(Short problem):
Collect all lines from the listing that include the string "circle".

(Given records):
— begin —

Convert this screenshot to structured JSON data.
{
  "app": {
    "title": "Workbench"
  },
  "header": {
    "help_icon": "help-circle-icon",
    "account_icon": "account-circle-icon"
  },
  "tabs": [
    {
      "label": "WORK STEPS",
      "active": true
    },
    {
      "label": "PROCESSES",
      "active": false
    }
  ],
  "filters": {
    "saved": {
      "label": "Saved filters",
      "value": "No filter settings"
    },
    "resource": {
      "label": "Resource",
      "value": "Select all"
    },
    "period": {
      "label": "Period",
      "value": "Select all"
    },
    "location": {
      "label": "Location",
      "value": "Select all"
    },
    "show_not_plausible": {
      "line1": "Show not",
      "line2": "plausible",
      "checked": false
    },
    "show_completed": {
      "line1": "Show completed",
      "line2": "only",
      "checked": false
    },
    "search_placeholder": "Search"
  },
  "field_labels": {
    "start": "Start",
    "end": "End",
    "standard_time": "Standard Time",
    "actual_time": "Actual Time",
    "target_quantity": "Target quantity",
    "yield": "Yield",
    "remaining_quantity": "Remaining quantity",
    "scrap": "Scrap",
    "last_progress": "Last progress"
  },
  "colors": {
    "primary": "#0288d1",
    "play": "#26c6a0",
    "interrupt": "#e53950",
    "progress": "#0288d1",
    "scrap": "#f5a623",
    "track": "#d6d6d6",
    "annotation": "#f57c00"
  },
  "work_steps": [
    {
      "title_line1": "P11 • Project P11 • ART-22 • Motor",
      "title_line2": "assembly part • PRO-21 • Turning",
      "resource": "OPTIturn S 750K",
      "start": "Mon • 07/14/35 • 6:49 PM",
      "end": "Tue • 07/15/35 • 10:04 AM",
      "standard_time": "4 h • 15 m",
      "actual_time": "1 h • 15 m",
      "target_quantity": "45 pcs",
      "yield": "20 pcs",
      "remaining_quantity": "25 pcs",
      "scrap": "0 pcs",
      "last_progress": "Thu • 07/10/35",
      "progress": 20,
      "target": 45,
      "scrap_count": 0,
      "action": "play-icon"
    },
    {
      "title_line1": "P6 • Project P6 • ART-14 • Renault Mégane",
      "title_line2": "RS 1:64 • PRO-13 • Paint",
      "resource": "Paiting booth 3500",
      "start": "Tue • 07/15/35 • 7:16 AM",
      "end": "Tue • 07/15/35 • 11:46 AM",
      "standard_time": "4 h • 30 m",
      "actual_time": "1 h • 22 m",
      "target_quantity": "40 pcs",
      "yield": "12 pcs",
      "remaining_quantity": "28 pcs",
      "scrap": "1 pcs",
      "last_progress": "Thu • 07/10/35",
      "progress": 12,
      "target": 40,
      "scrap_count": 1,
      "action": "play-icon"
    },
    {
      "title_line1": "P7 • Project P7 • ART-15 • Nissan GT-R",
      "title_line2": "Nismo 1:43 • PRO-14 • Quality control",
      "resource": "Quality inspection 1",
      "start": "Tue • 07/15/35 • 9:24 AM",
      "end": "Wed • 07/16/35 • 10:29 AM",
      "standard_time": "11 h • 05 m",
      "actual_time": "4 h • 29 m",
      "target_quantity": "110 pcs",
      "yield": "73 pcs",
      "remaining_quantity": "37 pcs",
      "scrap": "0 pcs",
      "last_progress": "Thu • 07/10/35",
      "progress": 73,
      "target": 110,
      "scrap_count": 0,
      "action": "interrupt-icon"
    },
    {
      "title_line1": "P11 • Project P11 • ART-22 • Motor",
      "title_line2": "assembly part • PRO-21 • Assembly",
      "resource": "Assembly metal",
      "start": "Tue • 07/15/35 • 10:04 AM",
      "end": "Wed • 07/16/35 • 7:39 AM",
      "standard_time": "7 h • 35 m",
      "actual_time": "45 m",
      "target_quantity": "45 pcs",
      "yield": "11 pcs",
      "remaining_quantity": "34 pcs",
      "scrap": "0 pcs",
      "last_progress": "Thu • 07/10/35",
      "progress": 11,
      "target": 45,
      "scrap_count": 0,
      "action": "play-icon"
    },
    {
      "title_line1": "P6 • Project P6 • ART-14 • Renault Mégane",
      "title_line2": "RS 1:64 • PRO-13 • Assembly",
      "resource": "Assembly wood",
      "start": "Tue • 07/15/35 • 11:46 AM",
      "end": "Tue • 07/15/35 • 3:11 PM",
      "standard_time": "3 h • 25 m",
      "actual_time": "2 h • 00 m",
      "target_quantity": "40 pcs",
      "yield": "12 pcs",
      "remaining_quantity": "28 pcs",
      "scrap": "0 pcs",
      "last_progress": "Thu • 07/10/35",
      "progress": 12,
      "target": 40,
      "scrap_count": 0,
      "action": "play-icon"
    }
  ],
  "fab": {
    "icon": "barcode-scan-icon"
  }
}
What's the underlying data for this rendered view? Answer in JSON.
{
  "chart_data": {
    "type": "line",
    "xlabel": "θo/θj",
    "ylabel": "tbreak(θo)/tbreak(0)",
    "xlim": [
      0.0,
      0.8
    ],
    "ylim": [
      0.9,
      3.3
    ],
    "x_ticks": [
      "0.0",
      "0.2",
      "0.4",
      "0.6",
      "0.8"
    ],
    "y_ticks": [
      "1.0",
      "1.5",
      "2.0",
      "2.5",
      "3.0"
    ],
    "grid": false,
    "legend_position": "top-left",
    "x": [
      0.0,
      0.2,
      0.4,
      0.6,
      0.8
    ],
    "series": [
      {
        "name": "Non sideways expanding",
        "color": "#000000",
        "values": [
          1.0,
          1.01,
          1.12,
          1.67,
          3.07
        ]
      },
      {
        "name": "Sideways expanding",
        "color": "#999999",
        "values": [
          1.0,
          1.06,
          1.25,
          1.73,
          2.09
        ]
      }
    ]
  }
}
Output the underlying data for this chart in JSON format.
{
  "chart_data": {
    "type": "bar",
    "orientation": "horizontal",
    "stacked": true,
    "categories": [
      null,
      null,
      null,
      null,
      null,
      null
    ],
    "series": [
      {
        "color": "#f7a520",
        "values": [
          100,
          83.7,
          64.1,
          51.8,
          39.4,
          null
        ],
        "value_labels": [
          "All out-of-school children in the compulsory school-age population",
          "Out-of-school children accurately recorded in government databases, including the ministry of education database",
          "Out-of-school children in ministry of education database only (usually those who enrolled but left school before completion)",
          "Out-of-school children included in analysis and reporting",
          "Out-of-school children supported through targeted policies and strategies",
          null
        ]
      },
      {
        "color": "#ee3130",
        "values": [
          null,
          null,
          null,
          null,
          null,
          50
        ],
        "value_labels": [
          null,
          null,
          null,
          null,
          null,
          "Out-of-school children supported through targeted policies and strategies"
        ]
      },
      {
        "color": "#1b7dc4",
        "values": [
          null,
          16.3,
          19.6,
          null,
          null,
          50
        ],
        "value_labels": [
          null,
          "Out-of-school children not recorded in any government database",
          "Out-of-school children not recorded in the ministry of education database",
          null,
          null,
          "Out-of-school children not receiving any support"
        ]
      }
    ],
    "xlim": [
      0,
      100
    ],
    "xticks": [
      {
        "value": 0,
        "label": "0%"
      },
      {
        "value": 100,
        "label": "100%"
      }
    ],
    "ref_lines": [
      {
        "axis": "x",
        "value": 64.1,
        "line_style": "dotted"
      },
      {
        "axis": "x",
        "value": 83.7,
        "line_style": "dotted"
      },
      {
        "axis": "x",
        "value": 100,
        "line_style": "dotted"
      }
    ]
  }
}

— end —

(Complete output):
    "help_icon": "help-circle-icon",
    "account_icon": "account-circle-icon"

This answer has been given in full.